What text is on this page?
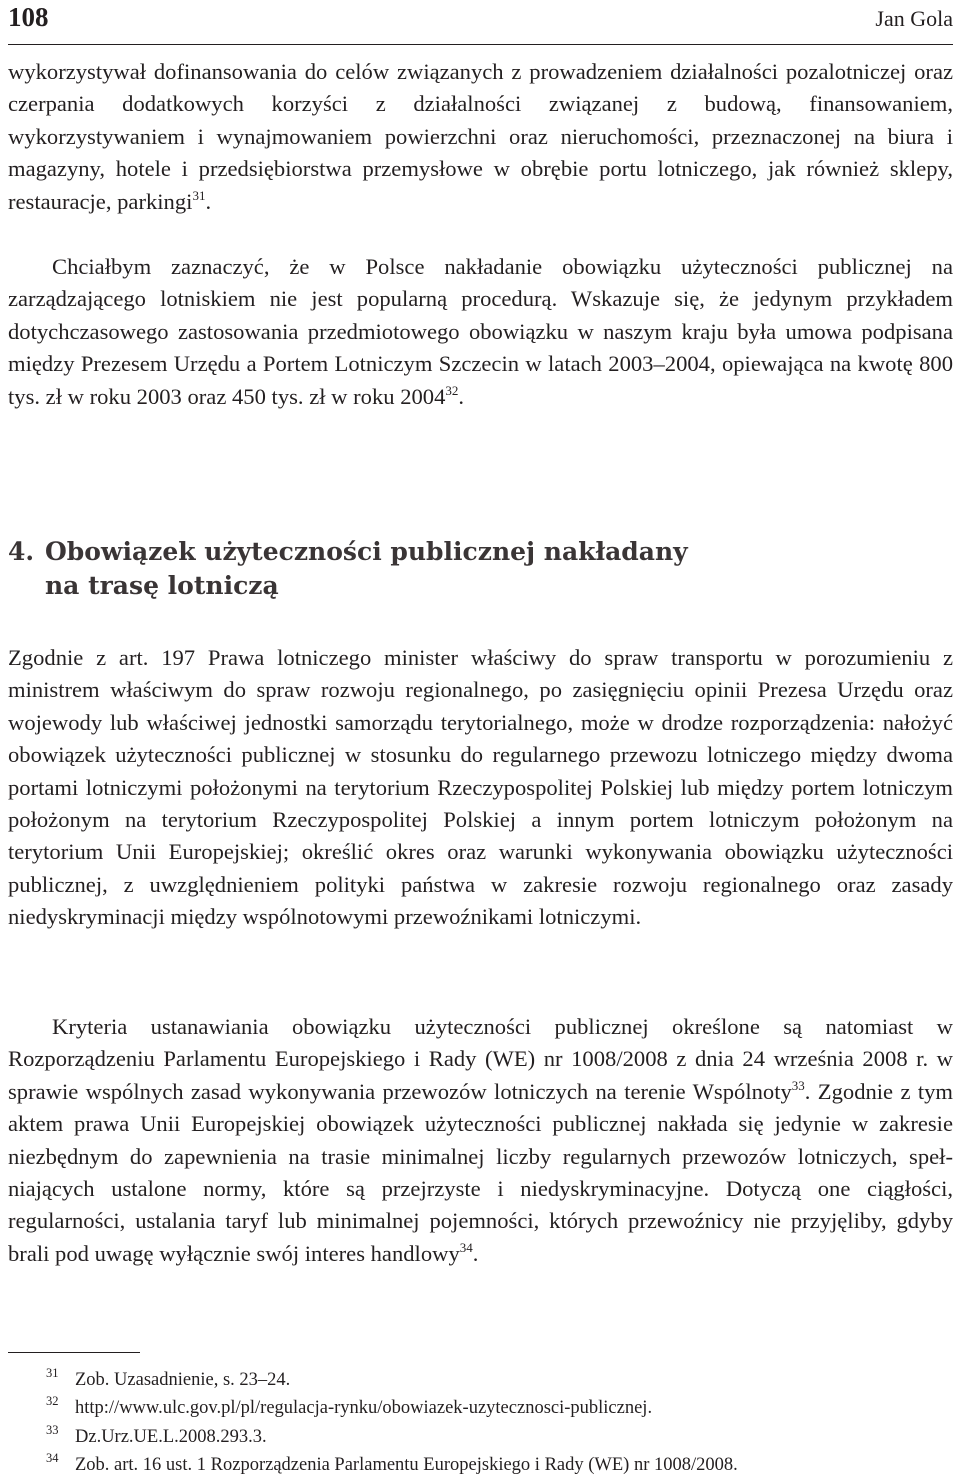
108	Jan Gola

wykorzystywał dofinansowania do celów związanych z prowadzeniem działalności pozalotniczej oraz czerpania dodatkowych korzyści z działalności związanej z budową, finansowaniem, wykorzystywaniem i wynajmowaniem powierzchni oraz nieruchomości, przeznaczonej na biura i magazyny, hotele i przedsiębiorstwa przemysłowe w obrębie portu lotniczego, jak również sklepy, restauracje, parkingi$^{31}$.

Chciałbym zaznaczyć, że w Polsce nakładanie obowiązku użyteczności publicznej na zarządzającego lotniskiem nie jest popularną procedurą. Wskazuje się, że jedynym przykładem dotychczasowego zastosowania przedmiotowego obowiązku w naszym kraju była umowa podpisana między Prezesem Urzędu a Portem Lotniczym Szczecin w latach 2003–2004, opiewająca na kwotę 800 tys. zł w roku 2003 oraz 450 tys. zł w roku 2004$^{32}$.

4. Obowiązek użyteczności publicznej nakładany
na trasę lotniczą

Zgodnie z art. 197 Prawa lotniczego minister właściwy do spraw transportu w porozumieniu z ministrem właściwym do spraw rozwoju regionalnego, po zasięgnięciu opinii Prezesa Urzędu oraz wojewody lub właściwej jednostki samorządu terytorialnego, może w drodze rozporządzenia: nałożyć obowiązek użyteczności publicznej w stosunku do regularnego przewozu lotniczego między dwoma portami lotniczymi położonymi na terytorium Rzeczypospolitej Polskiej lub między portem lotniczym położonym na terytorium Rzeczypospolitej Polskiej a innym portem lotniczym położonym na terytorium Unii Europejskiej; określić okres oraz warunki wykonywania obowiązku użyteczności publicznej, z uwzględnieniem polityki państwa w zakresie rozwoju regionalnego oraz zasady niedyskryminacji między wspólnotowymi przewoźnikami lotniczymi.

Kryteria ustanawiania obowiązku użyteczności publicznej określone są natomiast w Rozporządzeniu Parlamentu Europejskiego i Rady (WE) nr 1008/2008 z dnia 24 września 2008 r. w sprawie wspólnych zasad wykonywania przewozów lotniczych na terenie Wspólnoty$^{33}$. Zgodnie z tym aktem prawa Unii Europejskiej obowiązek użyteczności publicznej nakłada się jedynie w zakresie niezbędnym do zapewnienia na trasie minimalnej liczby regularnych przewozów lotniczych, spełniających ustalone normy, które są przejrzyste i niedyskryminacyjne. Dotyczą one ciągłości, regularności, ustalania taryf lub minimalnej pojemności, których przewoźnicy nie przyjęliby, gdyby brali pod uwagę wyłącznie swój interes handlowy$^{34}$.

31 Zob. Uzasadnienie, s. 23–24.
32 http://www.ulc.gov.pl/pl/regulacja-rynku/obowiazek-uzytecznosci-publicznej.
33 Dz.Urz.UE.L.2008.293.3.
34 Zob. art. 16 ust. 1 Rozporządzenia Parlamentu Europejskiego i Rady (WE) nr 1008/2008.
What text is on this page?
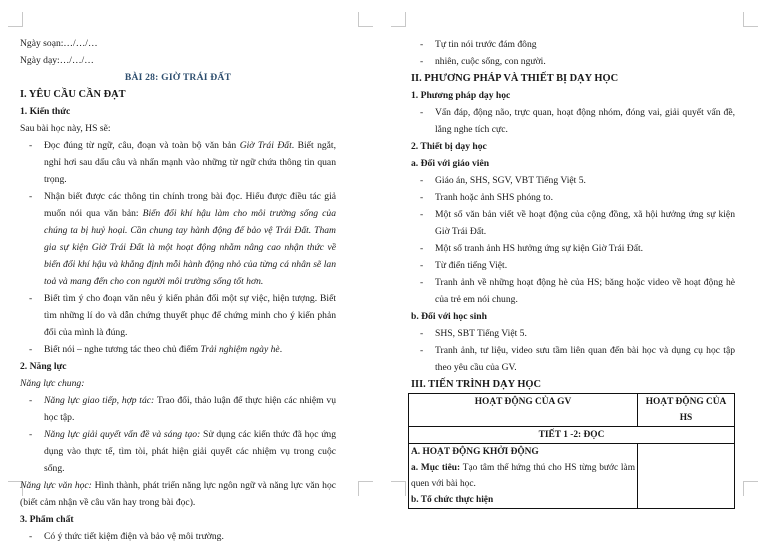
Ngày soạn:…/…/…
Ngày dạy:…/…/…
BÀI 28: GIỜ TRÁI ĐẤT
I. YÊU CẦU CẦN ĐẠT
1. Kiến thức
Sau bài học này, HS sẽ:
- Đọc đúng từ ngữ, câu, đoạn và toàn bộ văn bản Giờ Trái Đất. Biết ngắt, nghỉ hơi sau dấu câu và nhấn mạnh vào những từ ngữ chứa thông tin quan trọng.
- Nhận biết được các thông tin chính trong bài đọc. Hiểu được điều tác giả muốn nói qua văn bản: Biến đổi khí hậu làm cho môi trường sống của chúng ta bị huỷ hoại. Cần chung tay hành động để bảo vệ Trái Đất. Tham gia sự kiện Giờ Trái Đất là một hoạt động nhằm nâng cao nhận thức về biến đổi khí hậu và khẳng định mỗi hành động nhỏ của từng cá nhân sẽ lan toả và mang đến cho con người môi trường sống tốt hơn.
- Biết tìm ý cho đoạn văn nêu ý kiến phản đối một sự việc, hiện tượng. Biết tìm những lí do và dẫn chứng thuyết phục để chứng minh cho ý kiến phản đối của mình là đúng.
- Biết nói – nghe tương tác theo chủ điểm Trải nghiệm ngày hè.
2. Năng lực
Năng lực chung:
- Năng lực giao tiếp, hợp tác: Trao đổi, thảo luận để thực hiện các nhiệm vụ học tập.
- Năng lực giải quyết vấn đề và sáng tạo: Sử dụng các kiến thức đã học ứng dụng vào thực tế, tìm tòi, phát hiện giải quyết các nhiệm vụ trong cuộc sống.
Năng lực văn học: Hình thành, phát triển năng lực ngôn ngữ và năng lực văn học (biết cảm nhận về câu văn hay trong bài đọc).
3. Phẩm chất
- Có ý thức tiết kiệm điện và bảo vệ môi trường.
- Tự tin nói trước đám đông
- nhiên, cuộc sống, con người.
II. PHƯƠNG PHÁP VÀ THIẾT BỊ DẠY HỌC
1. Phương pháp dạy học
- Vấn đáp, động não, trực quan, hoạt động nhóm, đóng vai, giải quyết vấn đề, lắng nghe tích cực.
2. Thiết bị dạy học
a. Đối với giáo viên
- Giáo án, SHS, SGV, VBT Tiếng Việt 5.
- Tranh hoặc ảnh SHS phóng to.
- Một số văn bản viết về hoạt động của cộng đồng, xã hội hưởng ứng sự kiện Giờ Trái Đất.
- Một số tranh ảnh HS hưởng ứng sự kiện Giờ Trái Đất.
- Từ điển tiếng Việt.
- Tranh ảnh về những hoạt động hè của HS; băng hoặc video về hoạt động hè của trẻ em nói chung.
b. Đối với học sinh
- SHS, SBT Tiếng Việt 5.
- Tranh ảnh, tư liệu, video sưu tầm liên quan đến bài học và dụng cụ học tập theo yêu cầu của GV.
III. TIẾN TRÌNH DẠY HỌC
HOẠT ĐỘNG CỦA GV	HOẠT ĐỘNG CỦA HS
TIẾT 1 -2: ĐỌC	

A. HOẠT ĐỘNG KHỞI ĐỘNG
a. Mục tiêu: Tạo tâm thế hứng thú cho HS từng bước làm quen với bài học.
b. Tổ chức thực hiện	
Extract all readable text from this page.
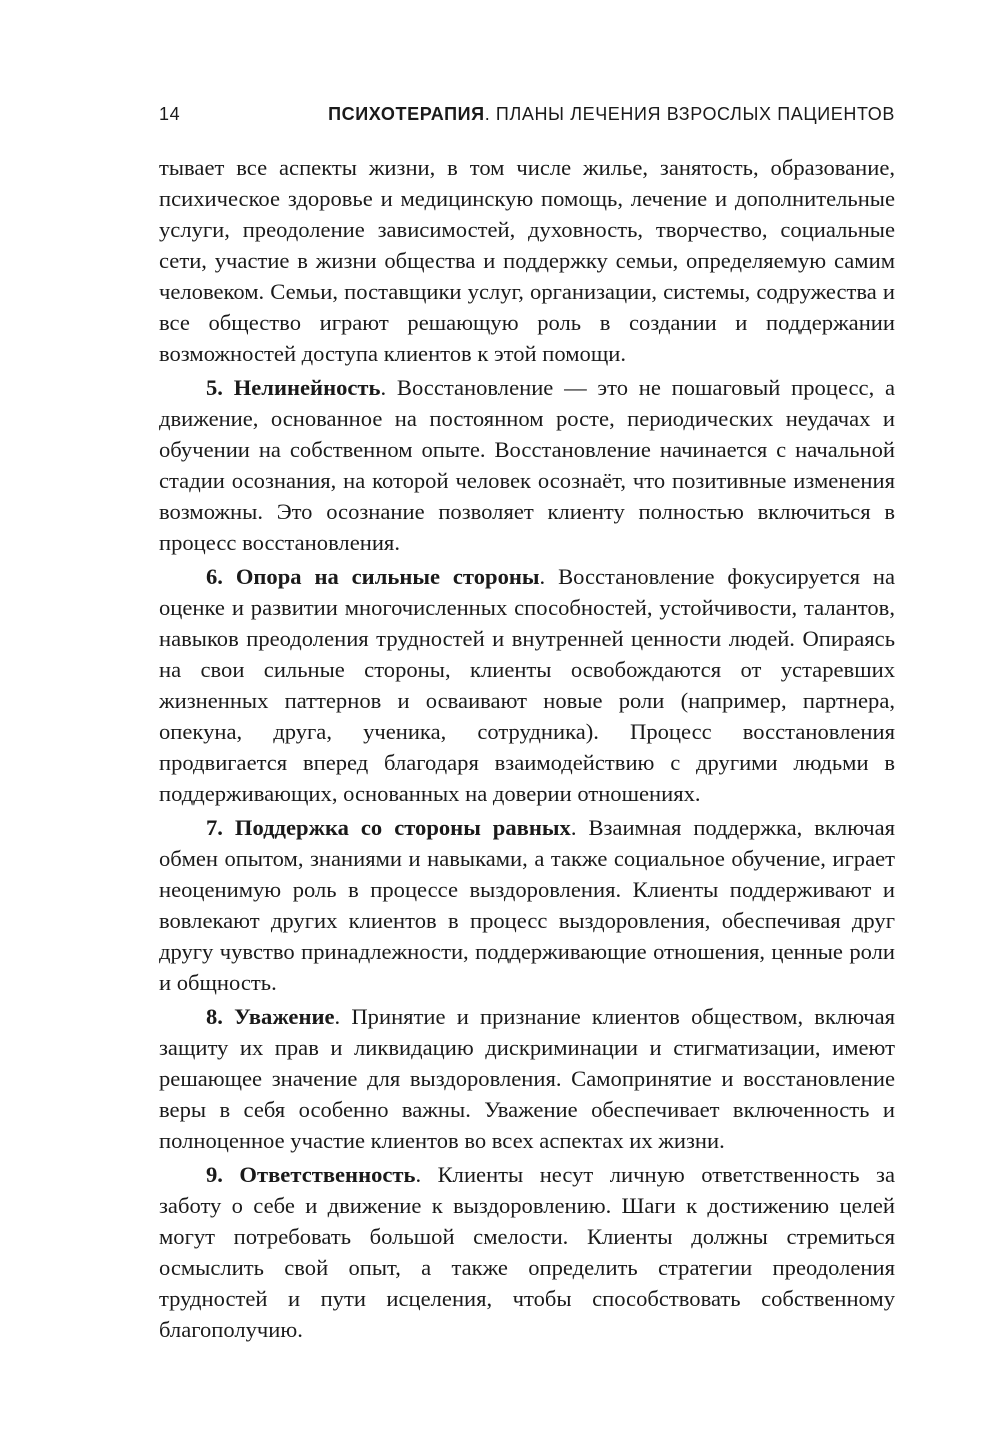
14	ПСИХОТЕРАПИЯ. ПЛАНЫ ЛЕЧЕНИЯ ВЗРОСЛЫХ ПАЦИЕНТОВ

тывает все аспекты жизни, в том числе жилье, занятость, образование, психическое здоровье и медицинскую помощь, лечение и дополнительные услуги, преодоление зависимостей, духовность, творчество, социальные сети, участие в жизни общества и поддержку семьи, определяемую самим человеком. Семьи, поставщики услуг, организации, системы, содружества и все общество играют решающую роль в создании и поддержании возможностей доступа клиентов к этой помощи.

5. Нелинейность. Восстановление — это не пошаговый процесс, а движение, основанное на постоянном росте, периодических неудачах и обучении на собственном опыте. Восстановление начинается с начальной стадии осознания, на которой человек осознаёт, что позитивные изменения возможны. Это осознание позволяет клиенту полностью включиться в процесс восстановления.

6. Опора на сильные стороны. Восстановление фокусируется на оценке и развитии многочисленных способностей, устойчивости, талантов, навыков преодоления трудностей и внутренней ценности людей. Опираясь на свои сильные стороны, клиенты освобождаются от устаревших жизненных паттернов и осваивают новые роли (например, партнера, опекуна, друга, ученика, сотрудника). Процесс восстановления продвигается вперед благодаря взаимодействию с другими людьми в поддерживающих, основанных на доверии отношениях.

7. Поддержка со стороны равных. Взаимная поддержка, включая обмен опытом, знаниями и навыками, а также социальное обучение, играет неоценимую роль в процессе выздоровления. Клиенты поддерживают и вовлекают других клиентов в процесс выздоровления, обеспечивая друг другу чувство принадлежности, поддерживающие отношения, ценные роли и общность.

8. Уважение. Принятие и признание клиентов обществом, включая защиту их прав и ликвидацию дискриминации и стигматизации, имеют решающее значение для выздоровления. Самопринятие и восстановление веры в себя особенно важны. Уважение обеспечивает включенность и полноценное участие клиентов во всех аспектах их жизни.

9. Ответственность. Клиенты несут личную ответственность за заботу о себе и движение к выздоровлению. Шаги к достижению целей могут потребовать большой смелости. Клиенты должны стремиться осмыслить свой опыт, а также определить стратегии преодоления трудностей и пути исцеления, чтобы способствовать собственному благополучию.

What is required >> Look through the entries above and report each line where the string "chung" occurs.

Reply to the task >>
- Nhận biết được các thông tin chính trong bài đọc. Hiểu được điều tác giả muốn nói qua văn bản: Biến đổi khí hậu làm cho môi trường sống của chúng ta bị huỷ hoại. Cần chung tay hành động để bảo vệ Trái Đất. Tham gia sự kiện Giờ Trái Đất là một hoạt động nhằm nâng cao nhận thức về biến đổi khí hậu và khẳng định mỗi hành động nhỏ của từng cá nhân sẽ lan toả và mang đến cho con người môi trường sống tốt hơn.
Năng lực chung:
- Tranh ảnh về những hoạt động hè của HS; băng hoặc video về hoạt động hè của trẻ em nói chung.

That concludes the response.